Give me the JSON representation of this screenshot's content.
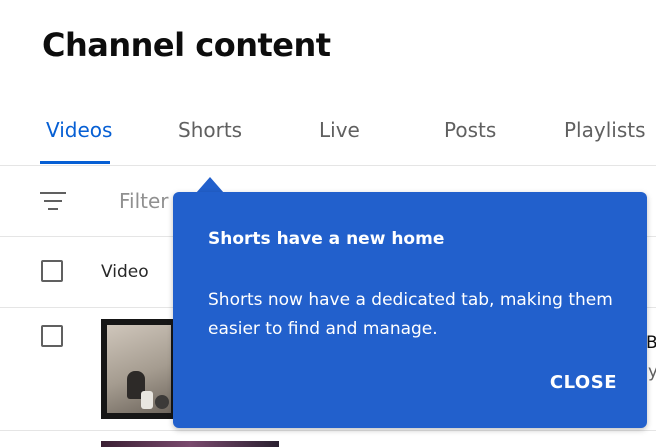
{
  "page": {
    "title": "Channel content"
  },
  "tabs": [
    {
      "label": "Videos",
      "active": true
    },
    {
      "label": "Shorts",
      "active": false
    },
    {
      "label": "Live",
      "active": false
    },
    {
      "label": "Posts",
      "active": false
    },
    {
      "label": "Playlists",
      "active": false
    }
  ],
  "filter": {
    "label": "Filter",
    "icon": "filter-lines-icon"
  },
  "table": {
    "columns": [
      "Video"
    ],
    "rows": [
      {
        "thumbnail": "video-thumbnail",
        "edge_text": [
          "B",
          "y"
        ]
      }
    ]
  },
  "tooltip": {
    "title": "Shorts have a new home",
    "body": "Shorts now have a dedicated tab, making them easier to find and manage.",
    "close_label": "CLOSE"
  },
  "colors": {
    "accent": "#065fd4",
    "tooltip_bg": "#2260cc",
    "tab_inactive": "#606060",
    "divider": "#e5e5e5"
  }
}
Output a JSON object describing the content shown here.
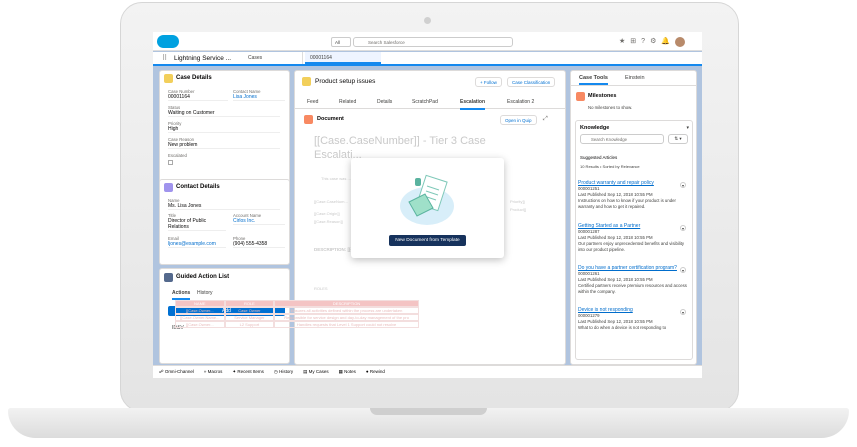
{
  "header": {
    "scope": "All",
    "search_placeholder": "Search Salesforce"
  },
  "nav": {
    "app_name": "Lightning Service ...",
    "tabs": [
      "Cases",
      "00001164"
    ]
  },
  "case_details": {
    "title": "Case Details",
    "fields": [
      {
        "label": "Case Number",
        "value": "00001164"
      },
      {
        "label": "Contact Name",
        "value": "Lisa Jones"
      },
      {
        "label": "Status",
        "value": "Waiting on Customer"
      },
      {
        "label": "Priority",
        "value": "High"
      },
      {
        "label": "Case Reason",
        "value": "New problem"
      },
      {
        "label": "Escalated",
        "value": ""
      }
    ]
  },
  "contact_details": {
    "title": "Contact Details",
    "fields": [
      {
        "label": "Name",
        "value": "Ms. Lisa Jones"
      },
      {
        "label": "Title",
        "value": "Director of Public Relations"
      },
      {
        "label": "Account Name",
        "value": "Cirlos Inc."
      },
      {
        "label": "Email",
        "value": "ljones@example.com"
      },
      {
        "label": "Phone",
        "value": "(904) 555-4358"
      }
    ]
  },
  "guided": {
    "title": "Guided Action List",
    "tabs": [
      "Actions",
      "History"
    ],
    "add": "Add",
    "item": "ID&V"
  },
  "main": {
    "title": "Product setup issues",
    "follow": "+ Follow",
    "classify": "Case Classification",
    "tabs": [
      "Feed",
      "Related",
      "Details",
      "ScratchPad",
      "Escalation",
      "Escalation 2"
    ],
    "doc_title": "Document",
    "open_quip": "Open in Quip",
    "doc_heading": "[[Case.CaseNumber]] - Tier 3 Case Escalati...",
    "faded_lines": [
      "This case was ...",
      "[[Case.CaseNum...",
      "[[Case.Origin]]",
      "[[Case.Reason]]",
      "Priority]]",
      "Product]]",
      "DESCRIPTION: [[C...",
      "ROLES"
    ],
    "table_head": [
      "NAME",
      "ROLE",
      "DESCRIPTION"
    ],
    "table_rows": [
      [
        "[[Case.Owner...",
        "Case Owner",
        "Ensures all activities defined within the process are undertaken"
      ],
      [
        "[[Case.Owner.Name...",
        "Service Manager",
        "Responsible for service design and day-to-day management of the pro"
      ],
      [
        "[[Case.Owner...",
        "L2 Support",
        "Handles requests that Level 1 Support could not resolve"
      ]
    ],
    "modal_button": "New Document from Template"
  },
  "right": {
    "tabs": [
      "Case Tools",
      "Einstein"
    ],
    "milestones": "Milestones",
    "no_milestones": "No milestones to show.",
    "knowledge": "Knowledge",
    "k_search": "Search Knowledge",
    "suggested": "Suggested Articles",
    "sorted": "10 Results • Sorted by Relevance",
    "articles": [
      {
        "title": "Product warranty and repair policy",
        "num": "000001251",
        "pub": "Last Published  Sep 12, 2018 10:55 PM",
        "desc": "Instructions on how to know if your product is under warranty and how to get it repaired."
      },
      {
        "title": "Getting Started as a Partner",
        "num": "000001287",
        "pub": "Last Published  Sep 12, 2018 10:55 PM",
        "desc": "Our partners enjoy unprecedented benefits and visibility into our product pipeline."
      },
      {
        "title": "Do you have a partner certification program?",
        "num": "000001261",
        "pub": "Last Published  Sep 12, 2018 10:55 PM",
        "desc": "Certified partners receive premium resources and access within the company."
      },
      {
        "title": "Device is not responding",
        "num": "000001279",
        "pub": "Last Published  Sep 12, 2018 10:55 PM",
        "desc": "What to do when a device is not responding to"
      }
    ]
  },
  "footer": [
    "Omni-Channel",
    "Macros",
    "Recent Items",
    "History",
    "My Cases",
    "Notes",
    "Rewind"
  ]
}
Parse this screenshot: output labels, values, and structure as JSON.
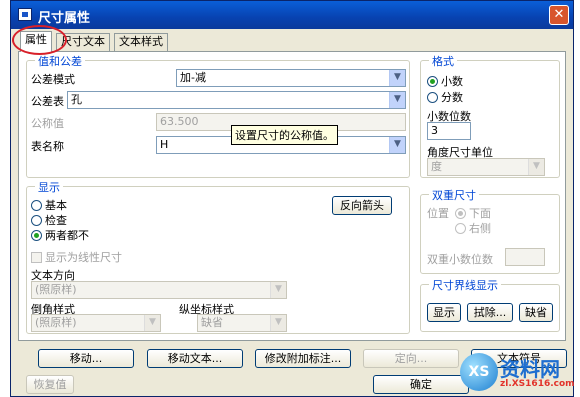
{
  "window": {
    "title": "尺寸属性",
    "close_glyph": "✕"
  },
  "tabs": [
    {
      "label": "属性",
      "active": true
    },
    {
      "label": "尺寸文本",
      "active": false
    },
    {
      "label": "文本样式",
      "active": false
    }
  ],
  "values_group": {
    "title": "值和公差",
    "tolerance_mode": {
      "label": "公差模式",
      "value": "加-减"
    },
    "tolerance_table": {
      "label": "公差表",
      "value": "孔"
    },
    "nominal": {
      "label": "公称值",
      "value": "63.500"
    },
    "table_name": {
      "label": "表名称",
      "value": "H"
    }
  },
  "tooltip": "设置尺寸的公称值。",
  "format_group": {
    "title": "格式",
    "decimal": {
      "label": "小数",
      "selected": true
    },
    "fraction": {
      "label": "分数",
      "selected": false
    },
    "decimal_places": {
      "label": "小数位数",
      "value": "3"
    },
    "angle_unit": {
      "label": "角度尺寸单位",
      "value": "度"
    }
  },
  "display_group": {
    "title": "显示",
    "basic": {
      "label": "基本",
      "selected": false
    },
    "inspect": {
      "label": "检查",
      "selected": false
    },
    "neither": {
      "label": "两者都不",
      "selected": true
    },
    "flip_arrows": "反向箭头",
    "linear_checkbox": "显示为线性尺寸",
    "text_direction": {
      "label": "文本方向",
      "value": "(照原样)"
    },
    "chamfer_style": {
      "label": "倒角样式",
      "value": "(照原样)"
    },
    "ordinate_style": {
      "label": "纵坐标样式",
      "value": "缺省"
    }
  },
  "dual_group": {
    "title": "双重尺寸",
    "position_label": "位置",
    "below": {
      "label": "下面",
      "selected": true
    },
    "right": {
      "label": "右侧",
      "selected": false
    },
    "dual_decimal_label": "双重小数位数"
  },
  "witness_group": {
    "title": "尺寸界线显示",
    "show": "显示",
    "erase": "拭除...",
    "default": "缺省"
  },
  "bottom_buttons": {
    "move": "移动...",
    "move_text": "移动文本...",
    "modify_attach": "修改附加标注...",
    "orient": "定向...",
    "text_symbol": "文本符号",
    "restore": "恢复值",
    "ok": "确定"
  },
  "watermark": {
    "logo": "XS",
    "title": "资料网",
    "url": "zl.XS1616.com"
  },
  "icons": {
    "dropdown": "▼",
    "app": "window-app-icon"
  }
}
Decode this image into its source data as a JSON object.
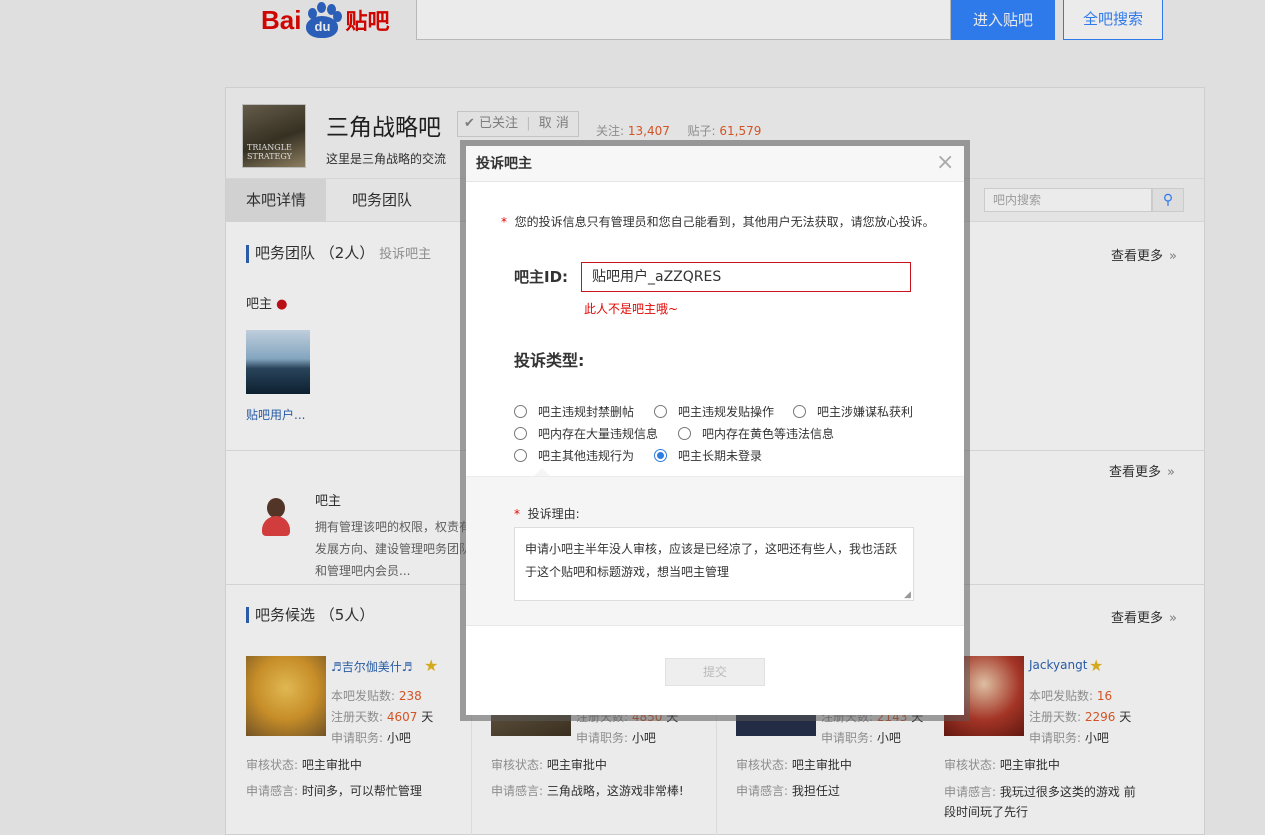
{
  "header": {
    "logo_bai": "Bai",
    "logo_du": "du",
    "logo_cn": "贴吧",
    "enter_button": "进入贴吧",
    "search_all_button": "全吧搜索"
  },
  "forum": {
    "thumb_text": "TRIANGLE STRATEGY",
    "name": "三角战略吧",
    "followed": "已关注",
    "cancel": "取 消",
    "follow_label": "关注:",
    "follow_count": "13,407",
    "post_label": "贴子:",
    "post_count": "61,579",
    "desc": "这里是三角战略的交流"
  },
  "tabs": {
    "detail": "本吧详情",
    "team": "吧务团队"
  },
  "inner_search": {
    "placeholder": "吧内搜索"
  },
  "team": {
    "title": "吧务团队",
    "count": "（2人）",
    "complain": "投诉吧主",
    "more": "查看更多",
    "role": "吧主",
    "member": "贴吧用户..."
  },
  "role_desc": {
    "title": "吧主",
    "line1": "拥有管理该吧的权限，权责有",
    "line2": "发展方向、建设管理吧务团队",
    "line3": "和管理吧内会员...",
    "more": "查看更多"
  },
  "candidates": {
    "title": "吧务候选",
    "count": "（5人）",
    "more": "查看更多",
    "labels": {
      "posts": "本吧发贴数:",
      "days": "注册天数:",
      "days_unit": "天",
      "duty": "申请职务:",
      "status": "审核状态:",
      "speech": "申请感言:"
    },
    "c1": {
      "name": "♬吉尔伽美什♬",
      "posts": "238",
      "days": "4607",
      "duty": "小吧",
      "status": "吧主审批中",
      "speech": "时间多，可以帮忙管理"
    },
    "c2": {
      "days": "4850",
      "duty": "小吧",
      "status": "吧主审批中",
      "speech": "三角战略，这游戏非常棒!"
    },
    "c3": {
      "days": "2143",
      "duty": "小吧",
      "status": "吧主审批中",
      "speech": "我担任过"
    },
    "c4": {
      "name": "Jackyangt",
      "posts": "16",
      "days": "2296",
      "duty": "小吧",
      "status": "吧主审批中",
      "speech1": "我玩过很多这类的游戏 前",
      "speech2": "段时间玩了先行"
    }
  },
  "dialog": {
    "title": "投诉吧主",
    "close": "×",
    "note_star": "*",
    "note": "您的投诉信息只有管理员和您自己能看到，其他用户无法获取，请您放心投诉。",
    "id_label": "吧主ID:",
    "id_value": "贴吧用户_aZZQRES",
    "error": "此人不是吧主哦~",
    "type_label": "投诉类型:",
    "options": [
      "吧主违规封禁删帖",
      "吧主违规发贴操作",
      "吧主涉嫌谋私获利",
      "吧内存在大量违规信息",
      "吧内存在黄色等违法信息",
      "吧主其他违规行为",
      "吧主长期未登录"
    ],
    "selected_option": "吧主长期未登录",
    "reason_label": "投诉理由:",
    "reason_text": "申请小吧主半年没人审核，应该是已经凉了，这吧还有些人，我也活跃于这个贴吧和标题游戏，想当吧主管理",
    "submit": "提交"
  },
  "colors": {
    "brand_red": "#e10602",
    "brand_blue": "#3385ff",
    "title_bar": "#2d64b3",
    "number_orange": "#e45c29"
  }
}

Task prompt: Look through the records and gather every line containing "Knowledge".

Solution to this exercise:
    "knowledge": "Knowledge",
    "k_search": "Search Knowledge",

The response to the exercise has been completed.